→ **Your task**
Return every line of the records below verbatim, with no pictures in the copy.

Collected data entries
* Begin *

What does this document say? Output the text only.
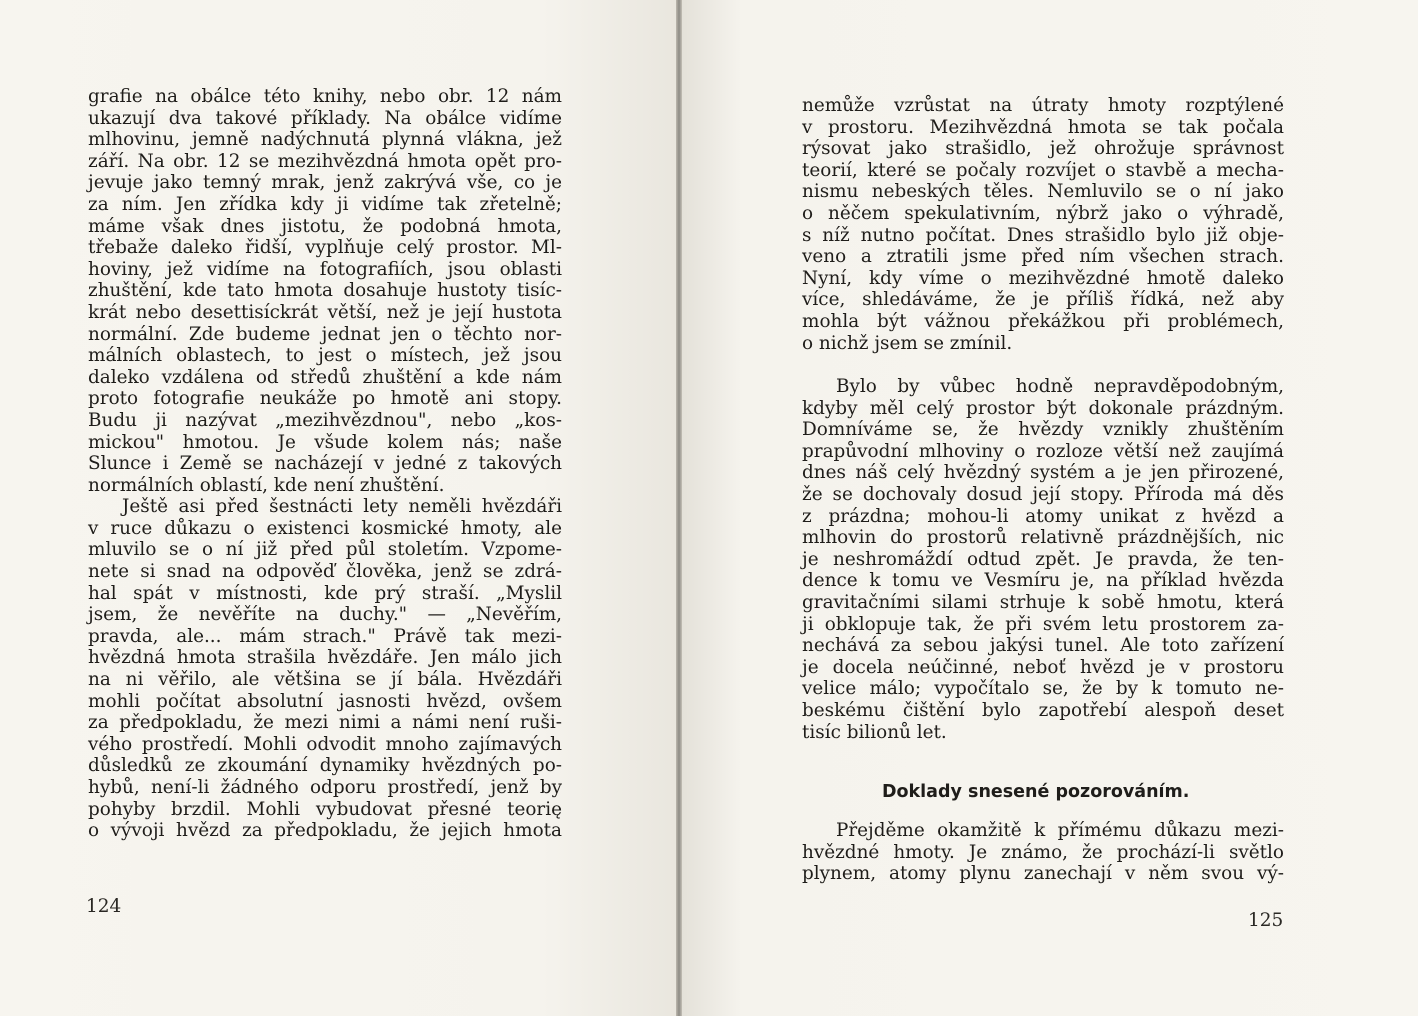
grafie na obálce této knihy, nebo obr. 12 nám
ukazují dva takové příklady. Na obálce vidíme
mlhovinu, jemně nadýchnutá plynná vlákna, jež
září. Na obr. 12 se mezihvězdná hmota opět pro-
jevuje jako temný mrak, jenž zakrývá vše, co je
za ním. Jen zřídka kdy ji vidíme tak zřetelně;
máme však dnes jistotu, že podobná hmota,
třebaže daleko řidší, vyplňuje celý prostor. Ml-
hoviny, jež vidíme na fotografiích, jsou oblasti
zhuštění, kde tato hmota dosahuje hustoty tisíc-
krát nebo desettisíckrát větší, než je její hustota
normální. Zde budeme jednat jen o těchto nor-
málních oblastech, to jest o místech, jež jsou
daleko vzdálena od středů zhuštění a kde nám
proto fotografie neukáže po hmotě ani stopy.
Budu ji nazývat „mezihvězdnou", nebo „kos-
mickou" hmotou. Je všude kolem nás; naše
Slunce i Země se nacházejí v jedné z takových
normálních oblastí, kde není zhuštění.
Ještě asi před šestnácti lety neměli hvězdáři
v ruce důkazu o existenci kosmické hmoty, ale
mluvilo se o ní již před půl stoletím. Vzpome-
nete si snad na odpověď člověka, jenž se zdrá-
hal spát v místnosti, kde prý straší. „Myslil
jsem, že nevěříte na duchy." — „Nevěřím,
pravda, ale... mám strach." Právě tak mezi-
hvězdná hmota strašila hvězdáře. Jen málo jich
na ni věřilo, ale většina se jí bála. Hvězdáři
mohli počítat absolutní jasnosti hvězd, ovšem
za předpokladu, že mezi nimi a námi není ruši-
vého prostředí. Mohli odvodit mnoho zajímavých
důsledků ze zkoumání dynamiky hvězdných po-
hybů, není-li žádného odporu prostředí, jenž by
pohyby brzdil. Mohli vybudovat přesné teorię
o vývoji hvězd za předpokladu, že jejich hmota
124
nemůže vzrůstat na útraty hmoty rozptýlené
v prostoru. Mezihvězdná hmota se tak počala
rýsovat jako strašidlo, jež ohrožuje správnost
teorií, které se počaly rozvíjet o stavbě a mecha-
nismu nebeských těles. Nemluvilo se o ní jako
o něčem spekulativním, nýbrž jako o výhradě,
s níž nutno počítat. Dnes strašidlo bylo již obje-
veno a ztratili jsme před ním všechen strach.
Nyní, kdy víme o mezihvězdné hmotě daleko
více, shledáváme, že je příliš řídká, než aby
mohla být vážnou překážkou při problémech,
o nichž jsem se zmínil.
Bylo by vůbec hodně nepravděpodobným,
kdyby měl celý prostor být dokonale prázdným.
Domníváme se, že hvězdy vznikly zhuštěním
prapůvodní mlhoviny o rozloze větší než zaujímá
dnes náš celý hvězdný systém a je jen přirozené,
že se dochovaly dosud její stopy. Příroda má děs
z prázdna; mohou-li atomy unikat z hvězd a
mlhovin do prostorů relativně prázdnějších, nic
je neshromáždí odtud zpět. Je pravda, že ten-
dence k tomu ve Vesmíru je, na příklad hvězda
gravitačními silami strhuje k sobě hmotu, která
ji obklopuje tak, že při svém letu prostorem za-
nechává za sebou jakýsi tunel. Ale toto zařízení
je docela neúčinné, neboť hvězd je v prostoru
velice málo; vypočítalo se, že by k tomuto ne-
beskému čištění bylo zapotřebí alespoň deset
tisíc bilionů let.
Doklady snesené pozorováním.
Přejděme okamžitě k přímému důkazu mezi-
hvězdné hmoty. Je známo, že prochází-li světlo
plynem, atomy plynu zanechají v něm svou vý-
125
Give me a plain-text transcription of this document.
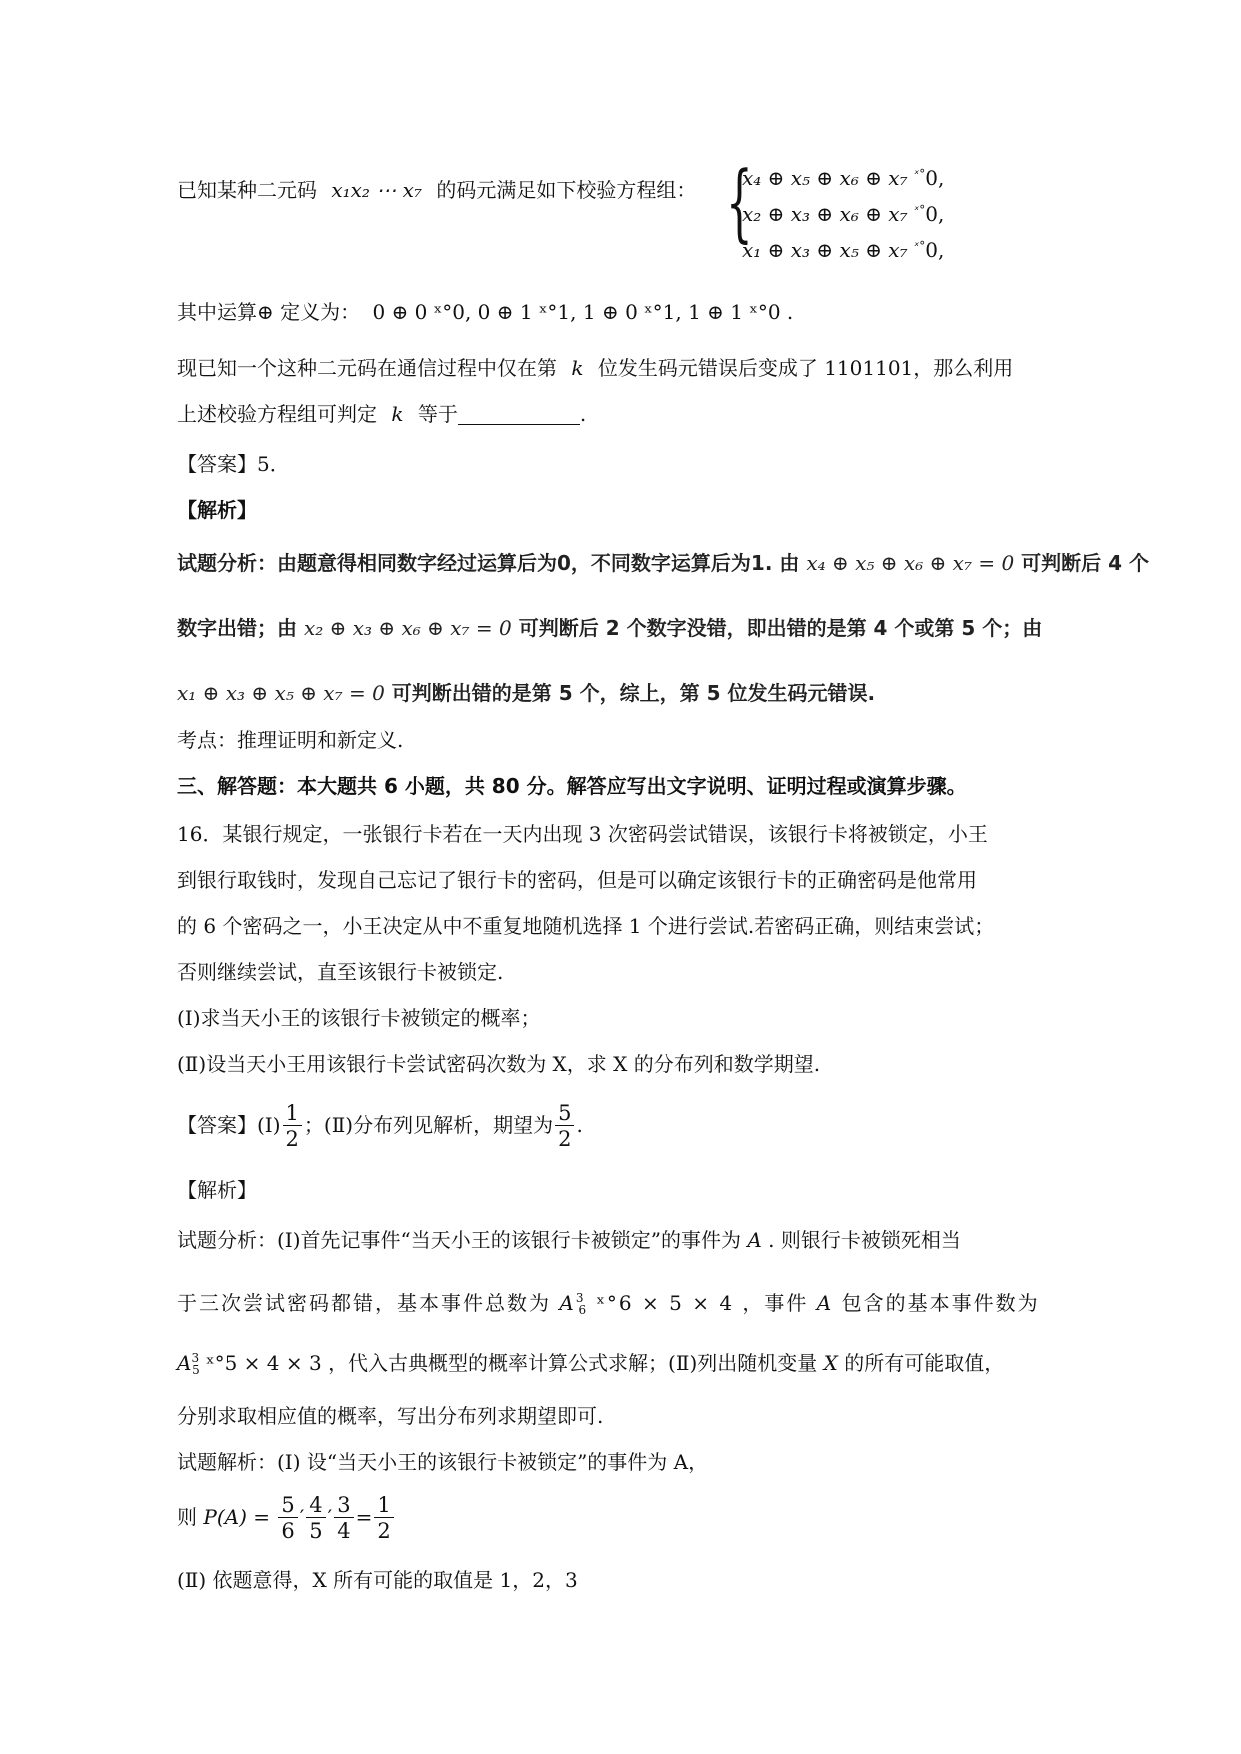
已知某种二元码 x₁x₂ ⋯ x₇ 的码元满足如下校验方程组： {
x₄ ⊕ x₅ ⊕ x₆ ⊕ x₇ $^{ˣ^\circ}$0,
x₂ ⊕ x₃ ⊕ x₆ ⊕ x₇ $^{ˣ^\circ}$0,
x₁ ⊕ x₃ ⊕ x₅ ⊕ x₇ $^{ˣ^\circ}$0,
其中运算⊕ 定义为： 0 ⊕ 0 ˣ°0, 0 ⊕ 1 ˣ°1, 1 ⊕ 0 ˣ°1, 1 ⊕ 1 ˣ°0 .
现已知一个这种二元码在通信过程中仅在第 k 位发生码元错误后变成了 1101101，那么利用
上述校验方程组可判定 k 等于	.
【答案】5．
【解析】
试题分析：由题意得相同数字经过运算后为0，不同数字运算后为1. 由 x₄ ⊕ x₅ ⊕ x₆ ⊕ x₇ = 0 可判断后 4 个
数字出错；由 x₂ ⊕ x₃ ⊕ x₆ ⊕ x₇ = 0 可判断后 2 个数字没错，即出错的是第 4 个或第 5 个；由
x₁ ⊕ x₃ ⊕ x₅ ⊕ x₇ = 0 可判断出错的是第 5 个，综上，第 5 位发生码元错误.
考点：推理证明和新定义.
三、解答题：本大题共 6 小题，共 80 分。解答应写出文字说明、证明过程或演算步骤。
16．某银行规定，一张银行卡若在一天内出现 3 次密码尝试错误，该银行卡将被锁定，小王
到银行取钱时，发现自己忘记了银行卡的密码，但是可以确定该银行卡的正确密码是他常用
的 6 个密码之一，小王决定从中不重复地随机选择 1 个进行尝试.若密码正确，则结束尝试；
否则继续尝试，直至该银行卡被锁定.
(Ⅰ)求当天小王的该银行卡被锁定的概率；
(Ⅱ)设当天小王用该银行卡尝试密码次数为 X，求 X 的分布列和数学期望.
【答案】(Ⅰ) $\frac{1}{2}$ ；(Ⅱ)分布列见解析，期望为 $\frac{5}{2}$ .
【解析】
试题分析：(Ⅰ)首先记事件“当天小王的该银行卡被锁定”的事件为 A . 则银行卡被锁死相当
于三次尝试密码都错，基本事件总数为 $A^3_6$ ˣ°6 × 5 × 4 ，事件 A 包含的基本事件数为
$A^3_5$ ˣ°5 × 4 × 3 ，代入古典概型的概率计算公式求解；(Ⅱ)列出随机变量 X 的所有可能取值，
分别求取相应值的概率，写出分布列求期望即可.
试题解析：(Ⅰ) 设“当天小王的该银行卡被锁定”的事件为 A，
则 $P(A) = \frac{5}{6}$ ′ $\frac{4}{5}$ ′ $\frac{3}{4} = \frac{1}{2}$
(Ⅱ) 依题意得，X 所有可能的取值是 1，2，3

* End *

→ **Right answer**
What does this document say? Output the text only.
grafie na obálce této knihy, nebo obr. 12 nám
ukazují dva takové příklady. Na obálce vidíme
mlhovinu, jemně nadýchnutá plynná vlákna, jež
září. Na obr. 12 se mezihvězdná hmota opět pro-
jevuje jako temný mrak, jenž zakrývá vše, co je
za ním. Jen zřídka kdy ji vidíme tak zřetelně;
máme však dnes jistotu, že podobná hmota,
třebaže daleko řidší, vyplňuje celý prostor. Ml-
hoviny, jež vidíme na fotografiích, jsou oblasti
zhuštění, kde tato hmota dosahuje hustoty tisíc-
krát nebo desettisíckrát větší, než je její hustota
normální. Zde budeme jednat jen o těchto nor-
málních oblastech, to jest o místech, jež jsou
daleko vzdálena od středů zhuštění a kde nám
proto fotografie neukáže po hmotě ani stopy.
Budu ji nazývat „mezihvězdnou", nebo „kos-
mickou" hmotou. Je všude kolem nás; naše
Slunce i Země se nacházejí v jedné z takových
normálních oblastí, kde není zhuštění.
Ještě asi před šestnácti lety neměli hvězdáři
v ruce důkazu o existenci kosmické hmoty, ale
mluvilo se o ní již před půl stoletím. Vzpome-
nete si snad na odpověď člověka, jenž se zdrá-
hal spát v místnosti, kde prý straší. „Myslil
jsem, že nevěříte na duchy." — „Nevěřím,
pravda, ale... mám strach." Právě tak mezi-
hvězdná hmota strašila hvězdáře. Jen málo jich
na ni věřilo, ale většina se jí bála. Hvězdáři
mohli počítat absolutní jasnosti hvězd, ovšem
za předpokladu, že mezi nimi a námi není ruši-
vého prostředí. Mohli odvodit mnoho zajímavých
důsledků ze zkoumání dynamiky hvězdných po-
hybů, není-li žádného odporu prostředí, jenž by
pohyby brzdil. Mohli vybudovat přesné teorię
o vývoji hvězd za předpokladu, že jejich hmota
124
nemůže vzrůstat na útraty hmoty rozptýlené
v prostoru. Mezihvězdná hmota se tak počala
rýsovat jako strašidlo, jež ohrožuje správnost
teorií, které se počaly rozvíjet o stavbě a mecha-
nismu nebeských těles. Nemluvilo se o ní jako
o něčem spekulativním, nýbrž jako o výhradě,
s níž nutno počítat. Dnes strašidlo bylo již obje-
veno a ztratili jsme před ním všechen strach.
Nyní, kdy víme o mezihvězdné hmotě daleko
více, shledáváme, že je příliš řídká, než aby
mohla být vážnou překážkou při problémech,
o nichž jsem se zmínil.
Bylo by vůbec hodně nepravděpodobným,
kdyby měl celý prostor být dokonale prázdným.
Domníváme se, že hvězdy vznikly zhuštěním
prapůvodní mlhoviny o rozloze větší než zaujímá
dnes náš celý hvězdný systém a je jen přirozené,
že se dochovaly dosud její stopy. Příroda má děs
z prázdna; mohou-li atomy unikat z hvězd a
mlhovin do prostorů relativně prázdnějších, nic
je neshromáždí odtud zpět. Je pravda, že ten-
dence k tomu ve Vesmíru je, na příklad hvězda
gravitačními silami strhuje k sobě hmotu, která
ji obklopuje tak, že při svém letu prostorem za-
nechává za sebou jakýsi tunel. Ale toto zařízení
je docela neúčinné, neboť hvězd je v prostoru
velice málo; vypočítalo se, že by k tomuto ne-
beskému čištění bylo zapotřebí alespoň deset
tisíc bilionů let.
Doklady snesené pozorováním.
Přejděme okamžitě k přímému důkazu mezi-
hvězdné hmoty. Je známo, že prochází-li světlo
plynem, atomy plynu zanechají v něm svou vý-
125
Give me a plain-text transcription of this document.
已知某种二元码 x₁x₂ ⋯ x₇ 的码元满足如下校验方程组： {
x₄ ⊕ x₅ ⊕ x₆ ⊕ x₇ $^{ˣ^\circ}$0,
x₂ ⊕ x₃ ⊕ x₆ ⊕ x₇ $^{ˣ^\circ}$0,
x₁ ⊕ x₃ ⊕ x₅ ⊕ x₇ $^{ˣ^\circ}$0,
其中运算⊕ 定义为： 0 ⊕ 0 ˣ°0, 0 ⊕ 1 ˣ°1, 1 ⊕ 0 ˣ°1, 1 ⊕ 1 ˣ°0 .
现已知一个这种二元码在通信过程中仅在第 k 位发生码元错误后变成了 1101101，那么利用
上述校验方程组可判定 k 等于	.
【答案】5．
【解析】
试题分析：由题意得相同数字经过运算后为0，不同数字运算后为1. 由 x₄ ⊕ x₅ ⊕ x₆ ⊕ x₇ = 0 可判断后 4 个
数字出错；由 x₂ ⊕ x₃ ⊕ x₆ ⊕ x₇ = 0 可判断后 2 个数字没错，即出错的是第 4 个或第 5 个；由
x₁ ⊕ x₃ ⊕ x₅ ⊕ x₇ = 0 可判断出错的是第 5 个，综上，第 5 位发生码元错误.
考点：推理证明和新定义.
三、解答题：本大题共 6 小题，共 80 分。解答应写出文字说明、证明过程或演算步骤。
16．某银行规定，一张银行卡若在一天内出现 3 次密码尝试错误，该银行卡将被锁定，小王
到银行取钱时，发现自己忘记了银行卡的密码，但是可以确定该银行卡的正确密码是他常用
的 6 个密码之一，小王决定从中不重复地随机选择 1 个进行尝试.若密码正确，则结束尝试；
否则继续尝试，直至该银行卡被锁定.
(Ⅰ)求当天小王的该银行卡被锁定的概率；
(Ⅱ)设当天小王用该银行卡尝试密码次数为 X，求 X 的分布列和数学期望.
【答案】(Ⅰ) $\frac{1}{2}$ ；(Ⅱ)分布列见解析，期望为 $\frac{5}{2}$ .
【解析】
试题分析：(Ⅰ)首先记事件“当天小王的该银行卡被锁定”的事件为 A . 则银行卡被锁死相当
于三次尝试密码都错，基本事件总数为 $A^3_6$ ˣ°6 × 5 × 4 ，事件 A 包含的基本事件数为
$A^3_5$ ˣ°5 × 4 × 3 ，代入古典概型的概率计算公式求解；(Ⅱ)列出随机变量 X 的所有可能取值，
分别求取相应值的概率，写出分布列求期望即可.
试题解析：(Ⅰ) 设“当天小王的该银行卡被锁定”的事件为 A，
则 $P(A) = \frac{5}{6}$ ′ $\frac{4}{5}$ ′ $\frac{3}{4} = \frac{1}{2}$
(Ⅱ) 依题意得，X 所有可能的取值是 1，2，3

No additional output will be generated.